§ **Problem statement**
Leave out the images; return the rest of the data exactly.

** begin **

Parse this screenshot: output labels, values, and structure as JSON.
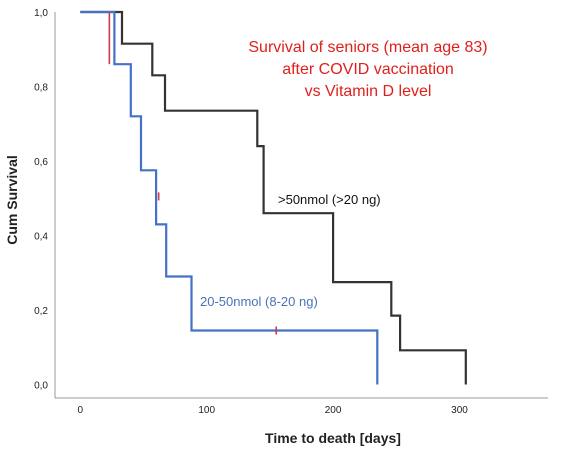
{
  "chart_data": {
    "type": "line",
    "step": true,
    "title_lines": [
      "Survival of seniors (mean age 83)",
      "after COVID vaccination",
      "vs Vitamin D level"
    ],
    "title_color": "#e0201c",
    "xlabel": "Time to death [days]",
    "ylabel": "Cum Survival",
    "xlim": [
      -20,
      370
    ],
    "ylim": [
      -0.02,
      1.0
    ],
    "xticks": [
      0,
      100,
      200,
      300
    ],
    "xtick_labels": [
      "0",
      "100",
      "200",
      "300"
    ],
    "yticks": [
      0.0,
      0.2,
      0.4,
      0.6,
      0.8,
      1.0
    ],
    "ytick_labels": [
      "0,0",
      "0,2",
      "0,4",
      "0,6",
      "0,8",
      "1,0"
    ],
    "grid": false,
    "legend": "none",
    "series": [
      {
        "name": ">50nmol (>20 ng)",
        "color": "#333333",
        "label_color": "#111111",
        "points": [
          [
            0,
            1.0
          ],
          [
            33,
            1.0
          ],
          [
            33,
            0.915
          ],
          [
            57,
            0.915
          ],
          [
            57,
            0.83
          ],
          [
            67,
            0.83
          ],
          [
            67,
            0.735
          ],
          [
            140,
            0.735
          ],
          [
            140,
            0.64
          ],
          [
            145,
            0.64
          ],
          [
            145,
            0.46
          ],
          [
            200,
            0.46
          ],
          [
            200,
            0.275
          ],
          [
            246,
            0.275
          ],
          [
            246,
            0.185
          ],
          [
            253,
            0.185
          ],
          [
            253,
            0.092
          ],
          [
            305,
            0.092
          ],
          [
            305,
            0.0
          ]
        ]
      },
      {
        "name": "20-50nmol (8-20 ng)",
        "color": "#4472c4",
        "label_color": "#4a72b8",
        "points": [
          [
            0,
            1.0
          ],
          [
            27,
            1.0
          ],
          [
            27,
            0.86
          ],
          [
            40,
            0.86
          ],
          [
            40,
            0.72
          ],
          [
            48,
            0.72
          ],
          [
            48,
            0.575
          ],
          [
            60,
            0.575
          ],
          [
            60,
            0.43
          ],
          [
            68,
            0.43
          ],
          [
            68,
            0.29
          ],
          [
            88,
            0.29
          ],
          [
            88,
            0.145
          ],
          [
            235,
            0.145
          ],
          [
            235,
            0.0
          ]
        ]
      }
    ],
    "censor_marks": [
      {
        "x": 23,
        "y": 1.0,
        "to_y": 0.86,
        "color": "#d23a4a"
      },
      {
        "x": 62,
        "y": 0.505,
        "color": "#d23a4a"
      },
      {
        "x": 155,
        "y": 0.145,
        "color": "#d23a4a"
      }
    ]
  }
}
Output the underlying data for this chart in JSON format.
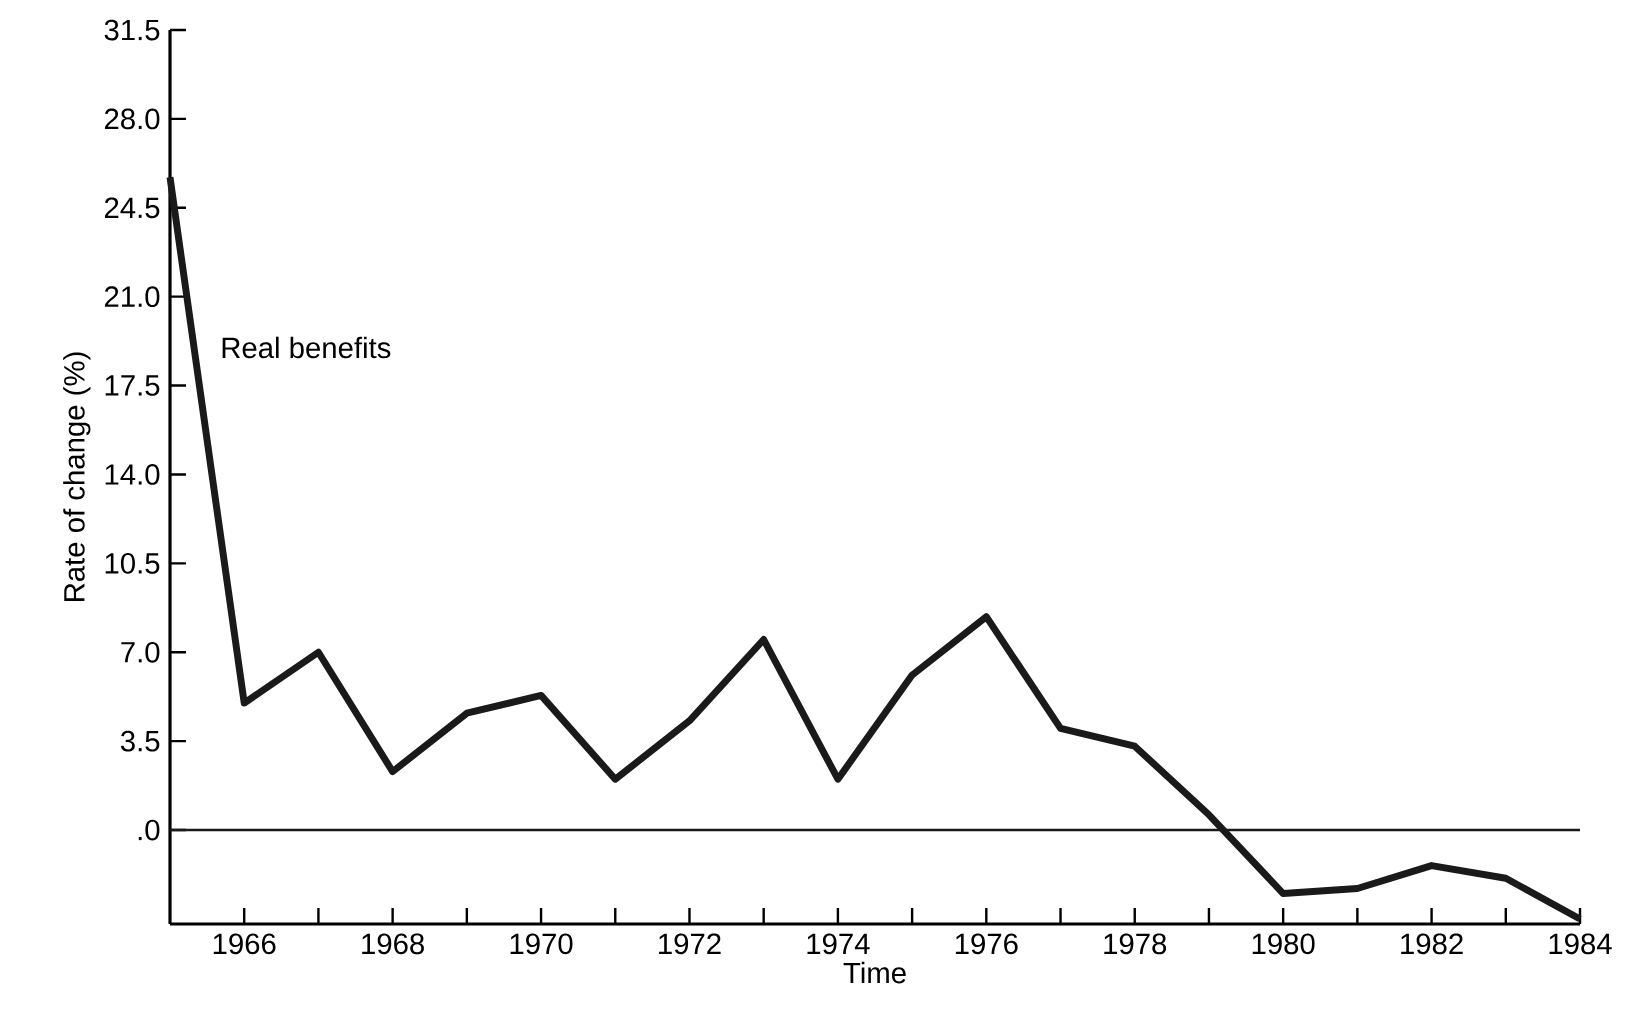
{
  "chart_data": {
    "type": "line",
    "xlabel": "Time",
    "ylabel": "Rate of change (%)",
    "x": [
      1965,
      1966,
      1967,
      1968,
      1969,
      1970,
      1971,
      1972,
      1973,
      1974,
      1975,
      1976,
      1977,
      1978,
      1979,
      1980,
      1981,
      1982,
      1983,
      1984
    ],
    "series": [
      {
        "name": "Real benefits",
        "color": "#1a1a1a",
        "values": [
          25.7,
          5.0,
          7.0,
          2.3,
          4.6,
          5.3,
          2.0,
          4.3,
          7.5,
          2.0,
          6.1,
          8.4,
          4.0,
          3.3,
          0.6,
          -2.5,
          -2.3,
          -1.4,
          -1.9,
          -3.5
        ]
      }
    ],
    "xlim": [
      1965,
      1984
    ],
    "ylim": [
      -3.7,
      31.5
    ],
    "xticks": [
      1966,
      {
        "value": 1967,
        "label": null
      },
      1968,
      {
        "value": 1969,
        "label": null
      },
      1970,
      {
        "value": 1971,
        "label": null
      },
      1972,
      {
        "value": 1973,
        "label": null
      },
      1974,
      {
        "value": 1975,
        "label": null
      },
      1976,
      {
        "value": 1977,
        "label": null
      },
      1978,
      {
        "value": 1979,
        "label": null
      },
      1980,
      {
        "value": 1981,
        "label": null
      },
      1982,
      {
        "value": 1983,
        "label": null
      },
      1984
    ],
    "yticks": [
      {
        "value": 0,
        "label": ".0"
      },
      3.5,
      {
        "value": 7,
        "label": "7.0"
      },
      10.5,
      {
        "value": 14,
        "label": "14.0"
      },
      17.5,
      {
        "value": 21,
        "label": "21.0"
      },
      24.5,
      {
        "value": 28,
        "label": "28.0"
      },
      31.5
    ],
    "ref_lines": [
      {
        "axis": "y",
        "value": 0,
        "color": "#1a1a1a",
        "line_style": "solid"
      }
    ],
    "grid": false,
    "legend": false,
    "marker": "none",
    "line_style": "solid"
  }
}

** end **

§ **Final result**
Parse this screenshot: output labels, values, and structure as JSON.
{
  "chart_data": {
    "type": "line",
    "step": true,
    "title_lines": [
      "Survival of seniors (mean age 83)",
      "after COVID vaccination",
      "vs Vitamin D level"
    ],
    "title_color": "#e0201c",
    "xlabel": "Time to death [days]",
    "ylabel": "Cum Survival",
    "xlim": [
      -20,
      370
    ],
    "ylim": [
      -0.02,
      1.0
    ],
    "xticks": [
      0,
      100,
      200,
      300
    ],
    "xtick_labels": [
      "0",
      "100",
      "200",
      "300"
    ],
    "yticks": [
      0.0,
      0.2,
      0.4,
      0.6,
      0.8,
      1.0
    ],
    "ytick_labels": [
      "0,0",
      "0,2",
      "0,4",
      "0,6",
      "0,8",
      "1,0"
    ],
    "grid": false,
    "legend": "none",
    "series": [
      {
        "name": ">50nmol (>20 ng)",
        "color": "#333333",
        "label_color": "#111111",
        "points": [
          [
            0,
            1.0
          ],
          [
            33,
            1.0
          ],
          [
            33,
            0.915
          ],
          [
            57,
            0.915
          ],
          [
            57,
            0.83
          ],
          [
            67,
            0.83
          ],
          [
            67,
            0.735
          ],
          [
            140,
            0.735
          ],
          [
            140,
            0.64
          ],
          [
            145,
            0.64
          ],
          [
            145,
            0.46
          ],
          [
            200,
            0.46
          ],
          [
            200,
            0.275
          ],
          [
            246,
            0.275
          ],
          [
            246,
            0.185
          ],
          [
            253,
            0.185
          ],
          [
            253,
            0.092
          ],
          [
            305,
            0.092
          ],
          [
            305,
            0.0
          ]
        ]
      },
      {
        "name": "20-50nmol (8-20 ng)",
        "color": "#4472c4",
        "label_color": "#4a72b8",
        "points": [
          [
            0,
            1.0
          ],
          [
            27,
            1.0
          ],
          [
            27,
            0.86
          ],
          [
            40,
            0.86
          ],
          [
            40,
            0.72
          ],
          [
            48,
            0.72
          ],
          [
            48,
            0.575
          ],
          [
            60,
            0.575
          ],
          [
            60,
            0.43
          ],
          [
            68,
            0.43
          ],
          [
            68,
            0.29
          ],
          [
            88,
            0.29
          ],
          [
            88,
            0.145
          ],
          [
            235,
            0.145
          ],
          [
            235,
            0.0
          ]
        ]
      }
    ],
    "censor_marks": [
      {
        "x": 23,
        "y": 1.0,
        "to_y": 0.86,
        "color": "#d23a4a"
      },
      {
        "x": 62,
        "y": 0.505,
        "color": "#d23a4a"
      },
      {
        "x": 155,
        "y": 0.145,
        "color": "#d23a4a"
      }
    ]
  }
}
Output the underlying data for this chart in JSON format.
{
  "chart_data": {
    "type": "line",
    "xlabel": "Time",
    "ylabel": "Rate of change (%)",
    "x": [
      1965,
      1966,
      1967,
      1968,
      1969,
      1970,
      1971,
      1972,
      1973,
      1974,
      1975,
      1976,
      1977,
      1978,
      1979,
      1980,
      1981,
      1982,
      1983,
      1984
    ],
    "series": [
      {
        "name": "Real benefits",
        "color": "#1a1a1a",
        "values": [
          25.7,
          5.0,
          7.0,
          2.3,
          4.6,
          5.3,
          2.0,
          4.3,
          7.5,
          2.0,
          6.1,
          8.4,
          4.0,
          3.3,
          0.6,
          -2.5,
          -2.3,
          -1.4,
          -1.9,
          -3.5
        ]
      }
    ],
    "xlim": [
      1965,
      1984
    ],
    "ylim": [
      -3.7,
      31.5
    ],
    "xticks": [
      1966,
      {
        "value": 1967,
        "label": null
      },
      1968,
      {
        "value": 1969,
        "label": null
      },
      1970,
      {
        "value": 1971,
        "label": null
      },
      1972,
      {
        "value": 1973,
        "label": null
      },
      1974,
      {
        "value": 1975,
        "label": null
      },
      1976,
      {
        "value": 1977,
        "label": null
      },
      1978,
      {
        "value": 1979,
        "label": null
      },
      1980,
      {
        "value": 1981,
        "label": null
      },
      1982,
      {
        "value": 1983,
        "label": null
      },
      1984
    ],
    "yticks": [
      {
        "value": 0,
        "label": ".0"
      },
      3.5,
      {
        "value": 7,
        "label": "7.0"
      },
      10.5,
      {
        "value": 14,
        "label": "14.0"
      },
      17.5,
      {
        "value": 21,
        "label": "21.0"
      },
      24.5,
      {
        "value": 28,
        "label": "28.0"
      },
      31.5
    ],
    "ref_lines": [
      {
        "axis": "y",
        "value": 0,
        "color": "#1a1a1a",
        "line_style": "solid"
      }
    ],
    "grid": false,
    "legend": false,
    "marker": "none",
    "line_style": "solid"
  }
}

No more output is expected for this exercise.